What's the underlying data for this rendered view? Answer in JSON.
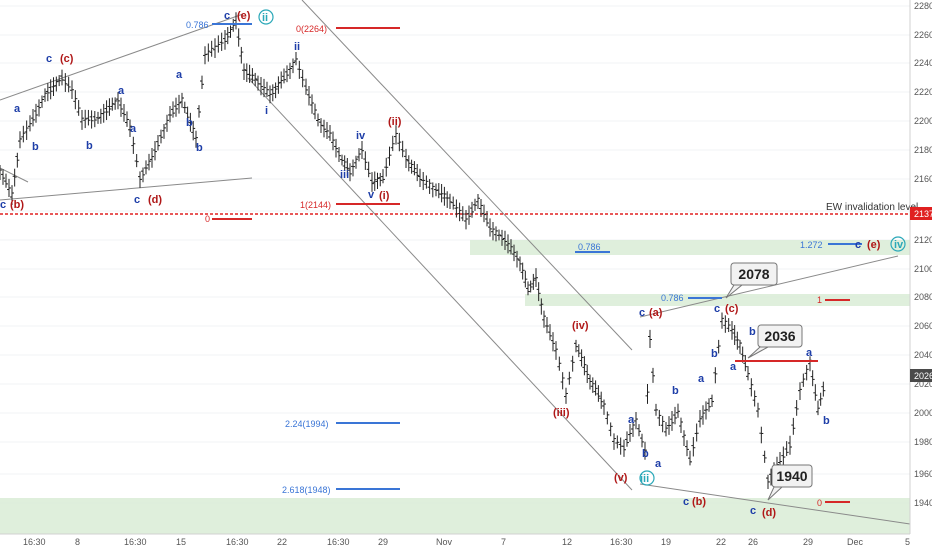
{
  "chart_data": {
    "type": "ohlc",
    "y_axis": {
      "ticks": [
        1940,
        1960,
        1980,
        2000,
        2020,
        2040,
        2060,
        2080,
        2100,
        2120,
        2140,
        2160,
        2180,
        2200,
        2220,
        2240,
        2260,
        2280
      ],
      "current_price": "2026",
      "invalidation_price": "2137"
    },
    "x_axis": {
      "ticks": [
        "16:30",
        "8",
        "16:30",
        "15",
        "16:30",
        "22",
        "16:30",
        "29",
        "Nov",
        "7",
        "12",
        "16:30",
        "19",
        "22",
        "26",
        "29",
        "Dec",
        "5"
      ]
    },
    "annotations": {
      "invalidation_label": "EW invalidation level",
      "callouts": [
        "2078",
        "2036",
        "1940"
      ],
      "fib_levels": [
        {
          "label": "0.786",
          "price": 2258
        },
        {
          "label": "0(2264)",
          "price": 2264
        },
        {
          "label": "1(2144)",
          "price": 2144
        },
        {
          "label": "0",
          "price": 2135
        },
        {
          "label": "0.786",
          "price": 2111
        },
        {
          "label": "1.272",
          "price": 2115
        },
        {
          "label": "0.786",
          "price": 2080
        },
        {
          "label": "1",
          "price": 2077
        },
        {
          "label": "2.24(1994)",
          "price": 1994
        },
        {
          "label": "2.618(1948)",
          "price": 1948
        },
        {
          "label": "0",
          "price": 1940
        }
      ],
      "wave_labels": [
        "a",
        "b",
        "c",
        "(c)",
        "a",
        "b",
        "c",
        "(b)",
        "a",
        "b",
        "c",
        "(d)",
        "a",
        "b",
        "c",
        "(e)",
        "ii",
        "i",
        "ii",
        "iii",
        "iv",
        "v",
        "(i)",
        "(ii)",
        "(iii)",
        "(iv)",
        "(v)",
        "iii",
        "a",
        "b",
        "c",
        "(a)",
        "a",
        "b",
        "c",
        "(b)",
        "a",
        "b",
        "c",
        "(c)",
        "a",
        "b",
        "c",
        "(d)",
        "a",
        "b",
        "c",
        "(e)",
        "iv"
      ]
    },
    "zones": [
      {
        "from": 2107,
        "to": 2120
      },
      {
        "from": 2074,
        "to": 2083
      },
      {
        "from": 1928,
        "to": 1943
      }
    ]
  }
}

+++

**YOUR OBJECTIVE**
Nothing in the entries above should change when they are printed again, except that the pictures are dropped.

**SOLUTION TO THE EXERCISE**
What's the underlying data for this rendered view? Answer in JSON.
{
  "chart_data": {
    "type": "ohlc",
    "y_axis": {
      "ticks": [
        1940,
        1960,
        1980,
        2000,
        2020,
        2040,
        2060,
        2080,
        2100,
        2120,
        2140,
        2160,
        2180,
        2200,
        2220,
        2240,
        2260,
        2280
      ],
      "current_price": "2026",
      "invalidation_price": "2137"
    },
    "x_axis": {
      "ticks": [
        "16:30",
        "8",
        "16:30",
        "15",
        "16:30",
        "22",
        "16:30",
        "29",
        "Nov",
        "7",
        "12",
        "16:30",
        "19",
        "22",
        "26",
        "29",
        "Dec",
        "5"
      ]
    },
    "annotations": {
      "invalidation_label": "EW invalidation level",
      "callouts": [
        "2078",
        "2036",
        "1940"
      ],
      "fib_levels": [
        {
          "label": "0.786",
          "price": 2258
        },
        {
          "label": "0(2264)",
          "price": 2264
        },
        {
          "label": "1(2144)",
          "price": 2144
        },
        {
          "label": "0",
          "price": 2135
        },
        {
          "label": "0.786",
          "price": 2111
        },
        {
          "label": "1.272",
          "price": 2115
        },
        {
          "label": "0.786",
          "price": 2080
        },
        {
          "label": "1",
          "price": 2077
        },
        {
          "label": "2.24(1994)",
          "price": 1994
        },
        {
          "label": "2.618(1948)",
          "price": 1948
        },
        {
          "label": "0",
          "price": 1940
        }
      ],
      "wave_labels": [
        "a",
        "b",
        "c",
        "(c)",
        "a",
        "b",
        "c",
        "(b)",
        "a",
        "b",
        "c",
        "(d)",
        "a",
        "b",
        "c",
        "(e)",
        "ii",
        "i",
        "ii",
        "iii",
        "iv",
        "v",
        "(i)",
        "(ii)",
        "(iii)",
        "(iv)",
        "(v)",
        "iii",
        "a",
        "b",
        "c",
        "(a)",
        "a",
        "b",
        "c",
        "(b)",
        "a",
        "b",
        "c",
        "(c)",
        "a",
        "b",
        "c",
        "(d)",
        "a",
        "b",
        "c",
        "(e)",
        "iv"
      ]
    },
    "zones": [
      {
        "from": 2107,
        "to": 2120
      },
      {
        "from": 2074,
        "to": 2083
      },
      {
        "from": 1928,
        "to": 1943
      }
    ]
  }
}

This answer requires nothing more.